> **AIM OF THE EXERCISE**
Your task is to gather the lines below that hold the string "page".

> **DATASET RECORDS**
--

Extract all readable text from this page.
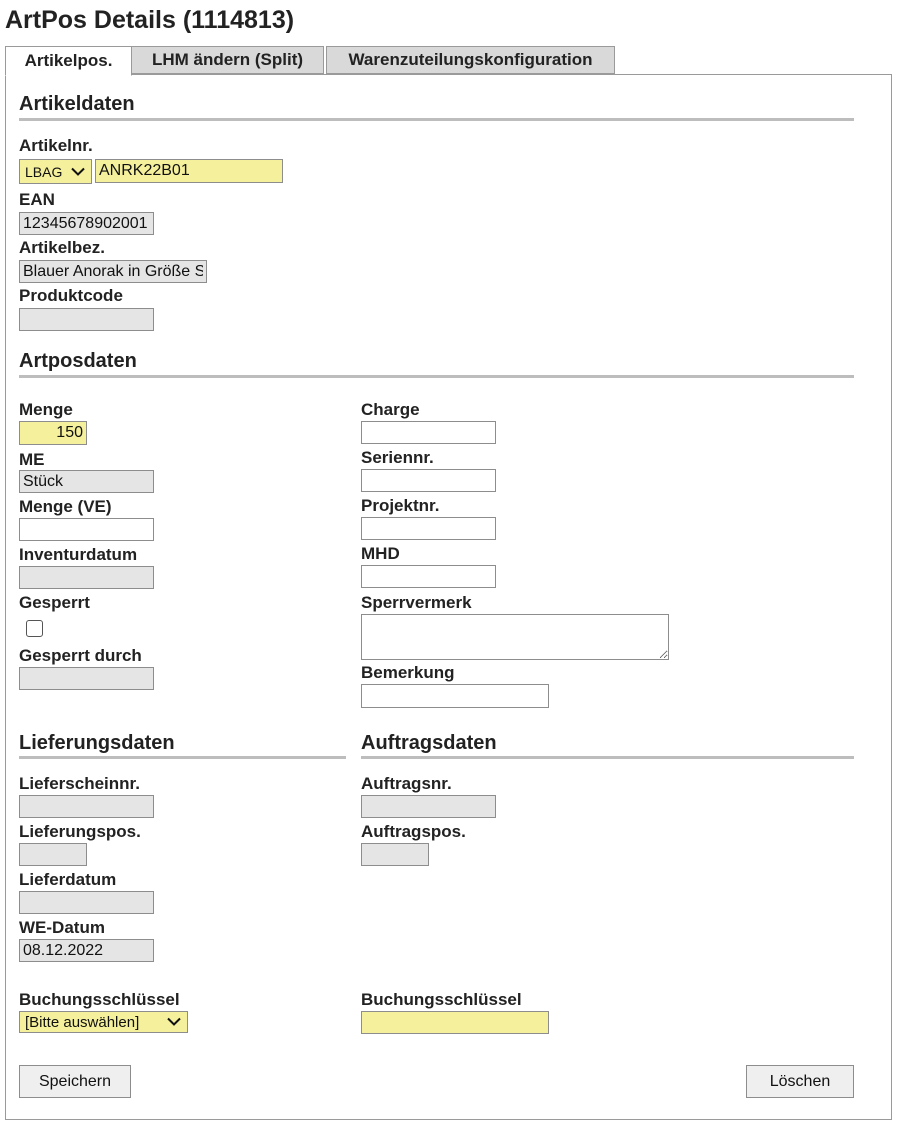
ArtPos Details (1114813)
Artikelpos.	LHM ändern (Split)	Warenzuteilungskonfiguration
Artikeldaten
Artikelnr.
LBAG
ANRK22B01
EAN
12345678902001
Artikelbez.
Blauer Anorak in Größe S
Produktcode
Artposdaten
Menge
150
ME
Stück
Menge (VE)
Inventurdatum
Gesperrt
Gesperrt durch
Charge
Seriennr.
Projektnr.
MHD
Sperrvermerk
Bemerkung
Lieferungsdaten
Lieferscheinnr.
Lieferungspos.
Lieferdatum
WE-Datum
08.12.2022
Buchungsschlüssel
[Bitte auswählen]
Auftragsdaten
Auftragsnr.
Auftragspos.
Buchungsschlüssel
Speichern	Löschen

--

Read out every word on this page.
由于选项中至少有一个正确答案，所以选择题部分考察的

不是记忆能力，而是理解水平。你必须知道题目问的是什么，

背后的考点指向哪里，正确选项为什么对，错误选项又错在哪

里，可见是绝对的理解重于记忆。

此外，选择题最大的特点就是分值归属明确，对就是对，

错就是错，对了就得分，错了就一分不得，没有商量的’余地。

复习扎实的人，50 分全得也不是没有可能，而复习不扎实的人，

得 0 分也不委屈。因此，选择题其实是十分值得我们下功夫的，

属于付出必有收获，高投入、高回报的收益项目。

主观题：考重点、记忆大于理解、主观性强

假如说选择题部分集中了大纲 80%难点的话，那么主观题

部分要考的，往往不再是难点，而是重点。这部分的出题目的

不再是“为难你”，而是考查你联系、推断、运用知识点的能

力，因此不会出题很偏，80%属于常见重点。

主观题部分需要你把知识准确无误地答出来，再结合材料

--

> **CORRECT RESPONSE**
Extract all readable text from this page.
Read out every word on this page.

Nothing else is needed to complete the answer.